▶ **WRITTEN PROBLEM**: Leave out every picture, then transcribe the rest of the listing exactly.

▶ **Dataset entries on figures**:

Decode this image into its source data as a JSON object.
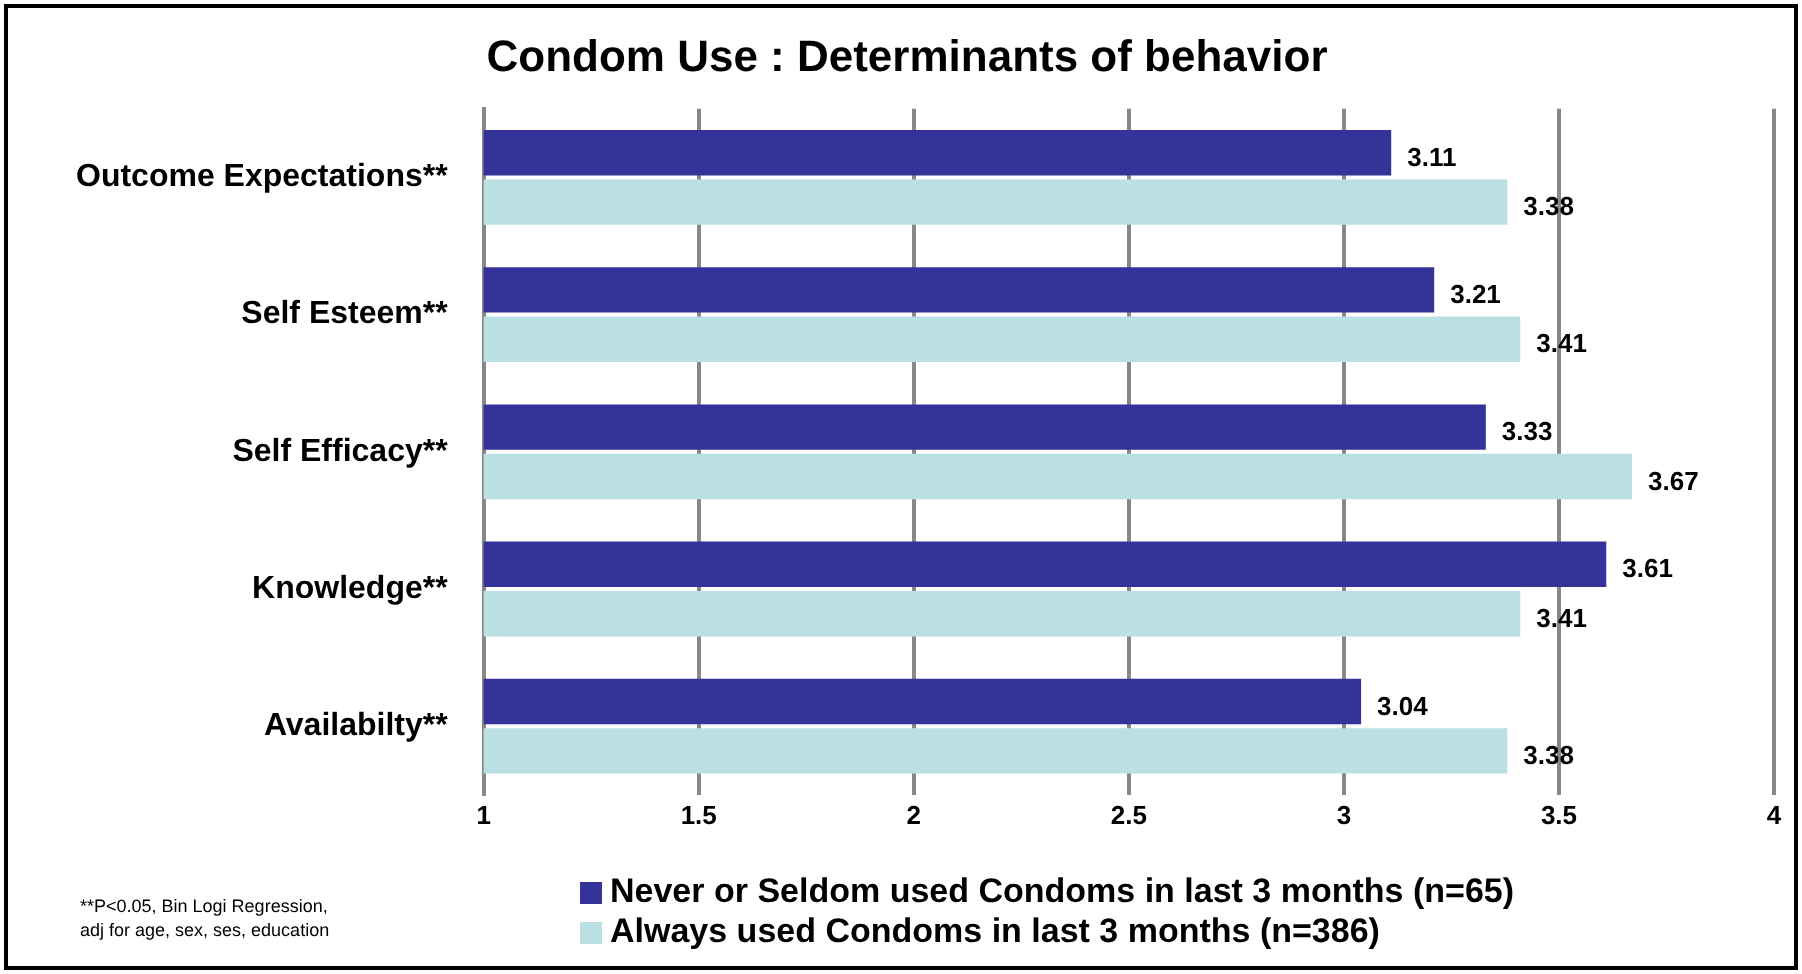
{
  "chart_data": {
    "type": "bar",
    "orientation": "horizontal",
    "title": "Condom Use : Determinants of behavior",
    "categories": [
      "Outcome Expectations**",
      "Self Esteem**",
      "Self Efficacy**",
      "Knowledge**",
      "Availabilty**"
    ],
    "series": [
      {
        "name": "Never or Seldom used Condoms in last 3 months (n=65)",
        "color": "#333399",
        "values": [
          3.11,
          3.21,
          3.33,
          3.61,
          3.04
        ]
      },
      {
        "name": "Always used Condoms in last 3 months (n=386)",
        "color": "#bbe0e3",
        "values": [
          3.38,
          3.41,
          3.67,
          3.41,
          3.38
        ]
      }
    ],
    "xlim": [
      1,
      4
    ],
    "xticks": [
      1,
      1.5,
      2,
      2.5,
      3,
      3.5,
      4
    ],
    "grid": "x",
    "legend": "bottom",
    "data_labels": true,
    "annotations": [
      "**P<0.05, Bin Logi Regression,",
      "adj for age, sex, ses, education"
    ]
  }
}
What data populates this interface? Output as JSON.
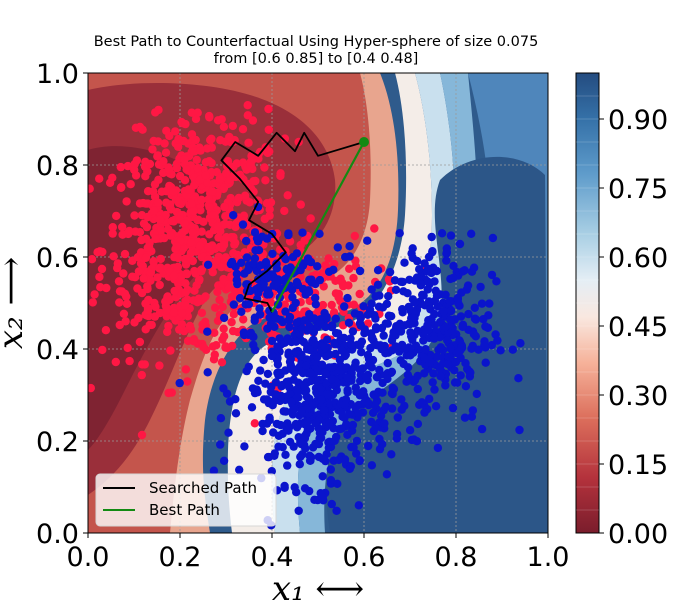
{
  "chart_data": {
    "type": "scatter",
    "title": "Best Path to Counterfactual Using Hyper-sphere of size 0.075",
    "subtitle": "from [0.6  0.85] to [0.4  0.48]",
    "xlabel": "x₁  ⟷",
    "ylabel": "x₂  ⟶",
    "xlim": [
      0.0,
      1.0
    ],
    "ylim": [
      0.0,
      1.0
    ],
    "x_ticks": [
      "0.0",
      "0.2",
      "0.4",
      "0.6",
      "0.8",
      "1.0"
    ],
    "y_ticks": [
      "0.0",
      "0.2",
      "0.4",
      "0.6",
      "0.8",
      "1.0"
    ],
    "grid": true,
    "colorbar": {
      "colormap": "RdBu",
      "range": [
        0.0,
        1.0
      ],
      "ticks": [
        "0.00",
        "0.15",
        "0.30",
        "0.45",
        "0.60",
        "0.75",
        "0.90"
      ]
    },
    "legend": {
      "placement": "lower-left",
      "entries": [
        {
          "label": "Searched Path",
          "color": "#000000"
        },
        {
          "label": "Best Path",
          "color": "#138a13"
        }
      ]
    },
    "point_classes": [
      {
        "class": 0,
        "color": "#ff1744"
      },
      {
        "class": 1,
        "color": "#0a14cc"
      }
    ],
    "best_path": {
      "start": [
        0.6,
        0.85
      ],
      "end": [
        0.4,
        0.48
      ]
    },
    "searched_path": [
      [
        0.6,
        0.85
      ],
      [
        0.5,
        0.82
      ],
      [
        0.47,
        0.87
      ],
      [
        0.45,
        0.83
      ],
      [
        0.41,
        0.87
      ],
      [
        0.37,
        0.82
      ],
      [
        0.32,
        0.85
      ],
      [
        0.29,
        0.81
      ],
      [
        0.33,
        0.77
      ],
      [
        0.37,
        0.72
      ],
      [
        0.35,
        0.68
      ],
      [
        0.4,
        0.65
      ],
      [
        0.43,
        0.61
      ],
      [
        0.39,
        0.57
      ],
      [
        0.35,
        0.54
      ],
      [
        0.34,
        0.51
      ],
      [
        0.39,
        0.5
      ],
      [
        0.4,
        0.48
      ]
    ],
    "clusters": [
      {
        "class": 0,
        "n": 520,
        "cx": 0.21,
        "cy": 0.62,
        "sx": 0.09,
        "sy": 0.12
      },
      {
        "class": 0,
        "n": 260,
        "cx": 0.42,
        "cy": 0.52,
        "sx": 0.1,
        "sy": 0.07
      },
      {
        "class": 0,
        "n": 140,
        "cx": 0.28,
        "cy": 0.78,
        "sx": 0.08,
        "sy": 0.07
      },
      {
        "class": 1,
        "n": 560,
        "cx": 0.5,
        "cy": 0.31,
        "sx": 0.08,
        "sy": 0.1
      },
      {
        "class": 1,
        "n": 340,
        "cx": 0.74,
        "cy": 0.44,
        "sx": 0.07,
        "sy": 0.1
      },
      {
        "class": 1,
        "n": 120,
        "cx": 0.4,
        "cy": 0.56,
        "sx": 0.06,
        "sy": 0.06
      }
    ]
  }
}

▶ **RESPONSE TO THIS TASK**:
Decode this image into its source data as a JSON object.
{
  "chart_data": {
    "type": "bar",
    "orientation": "horizontal",
    "title": "Condom Use : Determinants of behavior",
    "categories": [
      "Outcome Expectations**",
      "Self Esteem**",
      "Self Efficacy**",
      "Knowledge**",
      "Availabilty**"
    ],
    "series": [
      {
        "name": "Never or Seldom used Condoms in last 3 months (n=65)",
        "color": "#333399",
        "values": [
          3.11,
          3.21,
          3.33,
          3.61,
          3.04
        ]
      },
      {
        "name": "Always used Condoms in last 3 months (n=386)",
        "color": "#bbe0e3",
        "values": [
          3.38,
          3.41,
          3.67,
          3.41,
          3.38
        ]
      }
    ],
    "xlim": [
      1,
      4
    ],
    "xticks": [
      1,
      1.5,
      2,
      2.5,
      3,
      3.5,
      4
    ],
    "grid": "x",
    "legend": "bottom",
    "data_labels": true,
    "annotations": [
      "**P<0.05, Bin Logi Regression,",
      "adj for age, sex, ses, education"
    ]
  }
}
What data populates this interface? Output as JSON.
{
  "chart_data": {
    "type": "scatter",
    "title": "Best Path to Counterfactual Using Hyper-sphere of size 0.075",
    "subtitle": "from [0.6  0.85] to [0.4  0.48]",
    "xlabel": "x₁  ⟷",
    "ylabel": "x₂  ⟶",
    "xlim": [
      0.0,
      1.0
    ],
    "ylim": [
      0.0,
      1.0
    ],
    "x_ticks": [
      "0.0",
      "0.2",
      "0.4",
      "0.6",
      "0.8",
      "1.0"
    ],
    "y_ticks": [
      "0.0",
      "0.2",
      "0.4",
      "0.6",
      "0.8",
      "1.0"
    ],
    "grid": true,
    "colorbar": {
      "colormap": "RdBu",
      "range": [
        0.0,
        1.0
      ],
      "ticks": [
        "0.00",
        "0.15",
        "0.30",
        "0.45",
        "0.60",
        "0.75",
        "0.90"
      ]
    },
    "legend": {
      "placement": "lower-left",
      "entries": [
        {
          "label": "Searched Path",
          "color": "#000000"
        },
        {
          "label": "Best Path",
          "color": "#138a13"
        }
      ]
    },
    "point_classes": [
      {
        "class": 0,
        "color": "#ff1744"
      },
      {
        "class": 1,
        "color": "#0a14cc"
      }
    ],
    "best_path": {
      "start": [
        0.6,
        0.85
      ],
      "end": [
        0.4,
        0.48
      ]
    },
    "searched_path": [
      [
        0.6,
        0.85
      ],
      [
        0.5,
        0.82
      ],
      [
        0.47,
        0.87
      ],
      [
        0.45,
        0.83
      ],
      [
        0.41,
        0.87
      ],
      [
        0.37,
        0.82
      ],
      [
        0.32,
        0.85
      ],
      [
        0.29,
        0.81
      ],
      [
        0.33,
        0.77
      ],
      [
        0.37,
        0.72
      ],
      [
        0.35,
        0.68
      ],
      [
        0.4,
        0.65
      ],
      [
        0.43,
        0.61
      ],
      [
        0.39,
        0.57
      ],
      [
        0.35,
        0.54
      ],
      [
        0.34,
        0.51
      ],
      [
        0.39,
        0.5
      ],
      [
        0.4,
        0.48
      ]
    ],
    "clusters": [
      {
        "class": 0,
        "n": 520,
        "cx": 0.21,
        "cy": 0.62,
        "sx": 0.09,
        "sy": 0.12
      },
      {
        "class": 0,
        "n": 260,
        "cx": 0.42,
        "cy": 0.52,
        "sx": 0.1,
        "sy": 0.07
      },
      {
        "class": 0,
        "n": 140,
        "cx": 0.28,
        "cy": 0.78,
        "sx": 0.08,
        "sy": 0.07
      },
      {
        "class": 1,
        "n": 560,
        "cx": 0.5,
        "cy": 0.31,
        "sx": 0.08,
        "sy": 0.1
      },
      {
        "class": 1,
        "n": 340,
        "cx": 0.74,
        "cy": 0.44,
        "sx": 0.07,
        "sy": 0.1
      },
      {
        "class": 1,
        "n": 120,
        "cx": 0.4,
        "cy": 0.56,
        "sx": 0.06,
        "sy": 0.06
      }
    ]
  }
}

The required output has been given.